[Figure collection entries]
——————

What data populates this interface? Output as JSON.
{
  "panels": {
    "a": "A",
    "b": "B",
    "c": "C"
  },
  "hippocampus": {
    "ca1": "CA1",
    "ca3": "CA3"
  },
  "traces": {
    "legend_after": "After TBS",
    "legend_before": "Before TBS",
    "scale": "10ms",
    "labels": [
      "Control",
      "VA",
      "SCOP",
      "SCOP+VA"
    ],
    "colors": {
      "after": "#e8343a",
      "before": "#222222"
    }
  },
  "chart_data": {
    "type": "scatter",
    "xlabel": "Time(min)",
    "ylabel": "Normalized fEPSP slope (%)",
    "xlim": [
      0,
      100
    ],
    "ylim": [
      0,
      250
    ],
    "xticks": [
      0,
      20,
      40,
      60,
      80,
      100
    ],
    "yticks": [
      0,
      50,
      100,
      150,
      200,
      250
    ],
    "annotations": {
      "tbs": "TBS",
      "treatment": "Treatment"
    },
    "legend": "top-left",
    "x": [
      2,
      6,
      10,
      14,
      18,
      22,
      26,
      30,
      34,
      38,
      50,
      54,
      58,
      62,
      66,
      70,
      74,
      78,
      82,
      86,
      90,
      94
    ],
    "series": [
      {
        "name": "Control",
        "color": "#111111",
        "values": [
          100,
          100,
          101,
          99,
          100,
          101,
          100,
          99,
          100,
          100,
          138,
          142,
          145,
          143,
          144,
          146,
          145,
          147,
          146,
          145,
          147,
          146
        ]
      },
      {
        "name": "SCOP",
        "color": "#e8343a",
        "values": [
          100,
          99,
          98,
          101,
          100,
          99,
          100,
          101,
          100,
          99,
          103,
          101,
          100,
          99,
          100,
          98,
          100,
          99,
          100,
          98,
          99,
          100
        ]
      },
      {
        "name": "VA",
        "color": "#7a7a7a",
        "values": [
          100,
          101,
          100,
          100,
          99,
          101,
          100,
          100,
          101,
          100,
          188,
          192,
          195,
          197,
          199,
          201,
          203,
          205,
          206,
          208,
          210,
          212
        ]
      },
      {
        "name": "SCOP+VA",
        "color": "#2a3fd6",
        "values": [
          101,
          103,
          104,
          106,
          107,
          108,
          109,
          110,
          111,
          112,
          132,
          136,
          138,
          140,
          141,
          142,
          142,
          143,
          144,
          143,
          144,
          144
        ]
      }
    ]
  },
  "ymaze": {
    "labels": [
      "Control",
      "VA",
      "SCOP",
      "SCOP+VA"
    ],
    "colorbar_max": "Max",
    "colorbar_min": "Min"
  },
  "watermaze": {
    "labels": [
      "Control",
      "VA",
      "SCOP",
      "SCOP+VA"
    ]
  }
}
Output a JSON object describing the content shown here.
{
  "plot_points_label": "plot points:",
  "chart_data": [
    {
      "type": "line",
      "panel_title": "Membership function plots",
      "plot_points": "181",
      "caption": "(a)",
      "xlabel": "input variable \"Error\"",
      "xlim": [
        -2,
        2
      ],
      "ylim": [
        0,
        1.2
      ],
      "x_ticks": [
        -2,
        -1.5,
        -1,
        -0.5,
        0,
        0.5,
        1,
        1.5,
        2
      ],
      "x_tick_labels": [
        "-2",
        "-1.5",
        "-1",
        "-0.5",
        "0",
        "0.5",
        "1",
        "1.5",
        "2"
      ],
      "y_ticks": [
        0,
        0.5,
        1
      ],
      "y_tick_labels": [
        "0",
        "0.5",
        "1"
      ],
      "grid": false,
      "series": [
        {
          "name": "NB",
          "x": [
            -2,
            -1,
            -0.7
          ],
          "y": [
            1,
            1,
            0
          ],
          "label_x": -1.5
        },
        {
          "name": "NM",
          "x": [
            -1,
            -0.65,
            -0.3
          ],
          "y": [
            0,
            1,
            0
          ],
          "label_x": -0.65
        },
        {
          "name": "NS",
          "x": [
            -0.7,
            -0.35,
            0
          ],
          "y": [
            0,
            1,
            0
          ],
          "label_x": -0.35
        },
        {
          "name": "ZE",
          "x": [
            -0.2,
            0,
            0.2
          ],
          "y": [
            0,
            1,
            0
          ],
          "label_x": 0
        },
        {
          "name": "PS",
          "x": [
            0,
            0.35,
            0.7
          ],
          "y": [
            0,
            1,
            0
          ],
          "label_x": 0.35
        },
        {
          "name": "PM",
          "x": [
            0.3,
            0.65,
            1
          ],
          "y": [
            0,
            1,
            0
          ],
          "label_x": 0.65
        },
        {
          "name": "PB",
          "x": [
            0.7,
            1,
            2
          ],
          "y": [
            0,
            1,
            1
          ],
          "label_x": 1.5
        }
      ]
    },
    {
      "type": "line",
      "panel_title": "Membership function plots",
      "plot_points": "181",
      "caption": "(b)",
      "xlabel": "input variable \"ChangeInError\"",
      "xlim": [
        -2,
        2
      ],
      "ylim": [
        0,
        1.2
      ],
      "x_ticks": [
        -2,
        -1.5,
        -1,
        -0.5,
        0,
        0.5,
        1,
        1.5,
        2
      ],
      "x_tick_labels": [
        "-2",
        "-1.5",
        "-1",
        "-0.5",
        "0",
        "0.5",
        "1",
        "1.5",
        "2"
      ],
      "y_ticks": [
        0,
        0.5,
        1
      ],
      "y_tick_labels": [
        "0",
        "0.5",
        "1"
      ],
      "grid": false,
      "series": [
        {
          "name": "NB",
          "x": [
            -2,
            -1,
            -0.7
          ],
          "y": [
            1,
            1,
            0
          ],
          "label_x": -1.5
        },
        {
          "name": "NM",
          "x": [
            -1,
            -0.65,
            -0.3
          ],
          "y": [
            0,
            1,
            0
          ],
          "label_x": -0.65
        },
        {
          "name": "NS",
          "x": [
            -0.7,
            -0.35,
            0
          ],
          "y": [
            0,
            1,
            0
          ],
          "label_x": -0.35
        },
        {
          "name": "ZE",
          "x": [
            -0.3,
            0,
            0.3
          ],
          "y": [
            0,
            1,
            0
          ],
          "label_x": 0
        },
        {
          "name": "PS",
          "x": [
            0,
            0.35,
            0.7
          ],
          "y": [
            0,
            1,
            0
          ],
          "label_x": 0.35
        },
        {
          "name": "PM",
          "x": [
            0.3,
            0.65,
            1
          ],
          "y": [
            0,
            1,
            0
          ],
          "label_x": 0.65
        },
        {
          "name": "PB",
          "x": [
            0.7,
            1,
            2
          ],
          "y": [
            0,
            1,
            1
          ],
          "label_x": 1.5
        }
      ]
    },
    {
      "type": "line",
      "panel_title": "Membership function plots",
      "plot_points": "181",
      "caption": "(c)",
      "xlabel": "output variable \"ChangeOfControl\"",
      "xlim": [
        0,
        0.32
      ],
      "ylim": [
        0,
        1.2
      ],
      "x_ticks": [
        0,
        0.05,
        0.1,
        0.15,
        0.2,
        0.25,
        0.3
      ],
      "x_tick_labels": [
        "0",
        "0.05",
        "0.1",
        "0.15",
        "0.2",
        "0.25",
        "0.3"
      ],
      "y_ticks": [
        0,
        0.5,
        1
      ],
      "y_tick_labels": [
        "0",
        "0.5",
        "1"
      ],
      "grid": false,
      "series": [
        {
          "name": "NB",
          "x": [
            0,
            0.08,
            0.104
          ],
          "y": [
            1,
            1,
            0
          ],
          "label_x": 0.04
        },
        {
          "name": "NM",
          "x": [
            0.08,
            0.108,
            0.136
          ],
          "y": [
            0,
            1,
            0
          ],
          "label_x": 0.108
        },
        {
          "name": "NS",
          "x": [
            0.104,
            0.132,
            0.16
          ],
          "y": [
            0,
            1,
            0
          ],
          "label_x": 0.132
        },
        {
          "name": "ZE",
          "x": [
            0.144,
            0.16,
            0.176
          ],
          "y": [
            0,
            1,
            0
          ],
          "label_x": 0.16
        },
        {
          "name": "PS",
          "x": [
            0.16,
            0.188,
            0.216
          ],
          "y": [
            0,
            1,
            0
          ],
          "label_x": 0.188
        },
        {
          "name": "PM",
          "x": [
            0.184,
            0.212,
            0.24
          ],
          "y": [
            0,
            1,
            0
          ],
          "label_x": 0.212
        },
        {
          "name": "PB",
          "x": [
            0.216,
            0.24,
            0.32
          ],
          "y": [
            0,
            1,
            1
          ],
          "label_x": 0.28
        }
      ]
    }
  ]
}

——————

• **Goal**
Each line in the data that holds the string "input" should be found and copied.

• **Correct output**
      "xlabel": "input variable \"Error\"",
      "xlabel": "input variable \"ChangeInError\"",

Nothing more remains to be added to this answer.